● **INSTRUCTIONS FOR THE TASK**
For each line in the data below that holds "vero", return a copy.

Dataset records
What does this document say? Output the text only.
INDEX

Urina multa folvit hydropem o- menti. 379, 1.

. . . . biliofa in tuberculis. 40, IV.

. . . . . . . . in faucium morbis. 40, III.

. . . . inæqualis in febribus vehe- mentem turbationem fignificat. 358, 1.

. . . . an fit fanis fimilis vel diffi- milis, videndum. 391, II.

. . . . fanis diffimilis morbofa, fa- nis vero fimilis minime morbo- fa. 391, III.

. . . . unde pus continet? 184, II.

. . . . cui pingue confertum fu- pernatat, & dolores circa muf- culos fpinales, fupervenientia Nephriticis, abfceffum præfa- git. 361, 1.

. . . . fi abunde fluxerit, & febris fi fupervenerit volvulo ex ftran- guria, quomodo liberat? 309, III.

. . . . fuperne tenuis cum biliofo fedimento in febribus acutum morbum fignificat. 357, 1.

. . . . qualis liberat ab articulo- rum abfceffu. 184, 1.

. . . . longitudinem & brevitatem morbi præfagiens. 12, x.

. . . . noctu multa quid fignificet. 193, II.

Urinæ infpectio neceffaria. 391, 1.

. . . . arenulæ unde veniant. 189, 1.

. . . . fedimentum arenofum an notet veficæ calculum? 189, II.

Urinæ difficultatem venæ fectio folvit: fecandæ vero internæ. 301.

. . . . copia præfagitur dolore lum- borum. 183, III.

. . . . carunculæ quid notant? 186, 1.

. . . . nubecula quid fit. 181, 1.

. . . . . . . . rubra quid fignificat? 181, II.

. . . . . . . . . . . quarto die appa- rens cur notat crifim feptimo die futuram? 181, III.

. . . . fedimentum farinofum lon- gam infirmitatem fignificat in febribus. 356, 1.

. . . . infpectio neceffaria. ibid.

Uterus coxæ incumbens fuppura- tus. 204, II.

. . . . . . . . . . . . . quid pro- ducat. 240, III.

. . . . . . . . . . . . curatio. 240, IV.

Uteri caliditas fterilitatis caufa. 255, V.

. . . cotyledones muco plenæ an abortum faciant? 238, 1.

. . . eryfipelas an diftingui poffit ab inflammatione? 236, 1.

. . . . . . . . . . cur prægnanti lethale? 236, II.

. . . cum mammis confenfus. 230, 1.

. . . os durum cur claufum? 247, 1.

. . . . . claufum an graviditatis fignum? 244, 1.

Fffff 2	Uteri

● **TASK ANSWER**
. . . . fanis diffimilis morbofa, fa- nis vero fimilis minime morbo- fa. 391, III.
Urinæ difficultatem venæ fectio folvit: fecandæ vero internæ. 301.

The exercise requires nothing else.